Closed tj closed 10 years ago

tj commented 10 years ago

still looking into it, probably my fault, does this seem odd to you? This is for my manual client-side RDY management to allow for greater throughput. I basically just increment on entry, decrement before being buffered, and then decrement the "total" when buffered messages are batch flushed.

Now the weird behaviour I'm seeing is:

  ready inflight=2 total=86031 max=300000 +1ms
  ready inflight=1 total=86031 max=300000 +0ms
  ready inflight=0 total=86031 max=300000 +0ms
  ready RDY 86081 +0ms
blocked for 896ms
  ready RDY 86081 +1s
blocked for 225ms
  ready inflight=3014 total=89046 max=300000 +3ms
  ready inflight=3013 total=89046 max=300000 +0ms

So we have 86031 messages in-flight, RDY for 50 more and then receive several thousand from nsq? Maybe I'm missing something about how RDY works but that seems weird, and happens regularly

mreiferson commented 10 years ago

@visionmedia - trying to interpret your logs here... where do you see the RDY 50 in that log? Also, you say 86031 in flight but the logs say 2 then 1 then 0? How should I be reading this?

tj commented 10 years ago

Basically in this case we accept 50 concurrent messages (inflight), which are then buffered for a long time and we decrement inflight once it's in the buffer. The total represents the total in-flight number from an NSQ perspective, so NSQ's in-flight will match total, and max is just the client-side max-in-flight.

Supplied material:
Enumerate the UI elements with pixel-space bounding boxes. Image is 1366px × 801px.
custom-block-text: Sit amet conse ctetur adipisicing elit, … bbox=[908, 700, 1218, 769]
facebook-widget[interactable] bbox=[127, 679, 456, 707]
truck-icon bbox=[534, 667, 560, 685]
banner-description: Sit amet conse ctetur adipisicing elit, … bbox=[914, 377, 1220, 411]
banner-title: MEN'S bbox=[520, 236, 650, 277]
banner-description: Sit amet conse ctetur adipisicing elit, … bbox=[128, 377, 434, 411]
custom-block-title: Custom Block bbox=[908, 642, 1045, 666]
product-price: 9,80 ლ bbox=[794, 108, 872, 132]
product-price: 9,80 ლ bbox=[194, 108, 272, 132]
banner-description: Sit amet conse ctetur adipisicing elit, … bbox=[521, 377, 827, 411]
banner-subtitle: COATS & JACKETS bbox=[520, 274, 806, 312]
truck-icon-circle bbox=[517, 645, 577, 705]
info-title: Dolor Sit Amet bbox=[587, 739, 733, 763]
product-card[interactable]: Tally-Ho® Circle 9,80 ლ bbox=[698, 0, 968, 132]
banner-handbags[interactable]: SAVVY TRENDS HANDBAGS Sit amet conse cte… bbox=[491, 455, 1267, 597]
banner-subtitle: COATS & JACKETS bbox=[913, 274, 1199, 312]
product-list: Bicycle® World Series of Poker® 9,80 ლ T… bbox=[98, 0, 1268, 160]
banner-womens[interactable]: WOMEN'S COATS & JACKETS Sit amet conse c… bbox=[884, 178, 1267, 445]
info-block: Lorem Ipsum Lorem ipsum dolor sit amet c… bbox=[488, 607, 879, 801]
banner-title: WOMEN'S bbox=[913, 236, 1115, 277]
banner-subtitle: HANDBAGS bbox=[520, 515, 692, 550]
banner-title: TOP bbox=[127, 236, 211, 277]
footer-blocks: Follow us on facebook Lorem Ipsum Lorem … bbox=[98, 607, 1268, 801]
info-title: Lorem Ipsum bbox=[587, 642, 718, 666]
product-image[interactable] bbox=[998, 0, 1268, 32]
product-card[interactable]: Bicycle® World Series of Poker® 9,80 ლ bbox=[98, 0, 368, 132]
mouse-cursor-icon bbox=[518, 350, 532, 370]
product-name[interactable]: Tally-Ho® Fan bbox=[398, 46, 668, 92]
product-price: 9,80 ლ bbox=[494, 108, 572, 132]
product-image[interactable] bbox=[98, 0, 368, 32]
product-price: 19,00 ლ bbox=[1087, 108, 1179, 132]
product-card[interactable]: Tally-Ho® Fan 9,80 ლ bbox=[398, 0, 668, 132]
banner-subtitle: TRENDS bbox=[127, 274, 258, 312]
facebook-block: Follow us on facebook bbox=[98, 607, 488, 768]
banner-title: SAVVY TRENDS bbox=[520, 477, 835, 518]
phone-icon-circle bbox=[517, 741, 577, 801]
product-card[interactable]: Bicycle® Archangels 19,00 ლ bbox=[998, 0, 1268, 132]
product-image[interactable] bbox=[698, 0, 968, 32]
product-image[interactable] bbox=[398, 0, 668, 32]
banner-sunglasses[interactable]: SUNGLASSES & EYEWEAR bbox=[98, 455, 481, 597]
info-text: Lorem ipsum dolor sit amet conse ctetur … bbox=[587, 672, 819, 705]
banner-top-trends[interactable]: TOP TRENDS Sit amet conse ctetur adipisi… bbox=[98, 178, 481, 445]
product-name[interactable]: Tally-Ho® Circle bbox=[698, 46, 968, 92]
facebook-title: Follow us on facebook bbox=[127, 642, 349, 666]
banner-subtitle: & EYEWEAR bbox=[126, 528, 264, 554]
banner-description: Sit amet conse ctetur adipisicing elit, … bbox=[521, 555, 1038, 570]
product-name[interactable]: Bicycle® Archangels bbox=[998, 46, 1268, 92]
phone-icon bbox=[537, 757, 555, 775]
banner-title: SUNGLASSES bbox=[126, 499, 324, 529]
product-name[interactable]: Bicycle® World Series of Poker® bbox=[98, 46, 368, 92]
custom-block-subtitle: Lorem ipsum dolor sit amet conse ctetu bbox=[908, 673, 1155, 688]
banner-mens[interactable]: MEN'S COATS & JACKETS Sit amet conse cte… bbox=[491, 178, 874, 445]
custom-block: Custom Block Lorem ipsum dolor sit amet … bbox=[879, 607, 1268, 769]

Exercise instructions:
- a) Write out the part of the NSQ discussion starting at "So we have 86031" and ending at "the client-side max-in-flight.".
- b) Translate this sentence from the NSQ discussion into Spanish: "This is for my manual client-side RDY management to allow for greater throughput."
- c) Supply what comes next in the NSQ discussion, picking up after its final sentence.
The entries come from a different source than the NSQ discussion.

Outputs:
- a)
So we have 86031 messages in-flight, RDY for 50 more and then receive several thousand from nsq? Maybe I'm missing something about how RDY works but that seems weird, and happens regularly

mreiferson commented 10 years ago

@visionmedia - trying to interpret your logs here... where do you see the RDY 50 in that log? Also, you say 86031 in flight but the logs say 2 then 1 then 0? How should I be reading this?

tj commented 10 years ago

Basically in this case we accept 50 concurrent messages (inflight), which are then buffered for a long time and we decrement inflight once it's in the buffer. The total represents the total in-flight number from an NSQ perspective, so NSQ's in-flight will match total, and max is just the client-side max-in-flight.

- b) Esto es para mi gestión manual de RDY del lado del cliente, con el fin de permitir un mayor rendimiento.

- c)
NSQ gets a max-in-flight of 50 and we just keep accepting more and more until it reaches 300k in this case, but we need to lock the concurrency at 50 and for whatever reason NSQ seems to keep dishing way more than we request. Hope that sort of makes sense, this is the client-side RDY concurrency limiter I was mentioning a while back

tj commented 10 years ago

code makes more sense than me haha:


/**
 * Module dependencies.
 */

var debug = require('debug')('ready');
var assert = require('assert');

/**
 * Expose `Ready`.
 */

module.exports = Ready;

/**
 * Initialize Ready with:
 *
 * - `concurrency` max at a given time
 * - `max` max in total
 * - `queue` the reader
 *
 * @param {Object} opts
 * @api public
 */

function Ready(opts) {
  assert(opts, 'settings required');
  assert(opts.max, '.max required')
  assert(opts.queue, '.queue required');
  this.concurrency = opts.concurrency || opts.queue.maxInFlight;
  this.queue = opts.queue;
  this.max = opts.max;
  this.inflight = 0;
  this.total = 0;
}

/**
 * Add a message.
 */

Ready.prototype.add = function(){
  this.inflight++;
  this.total++;
}

/**
 * Remove a message.
 */

Ready.prototype.sub = function(){
  this.inflight--;
  this.maintain();
}

/**
 * Mark a message as complete.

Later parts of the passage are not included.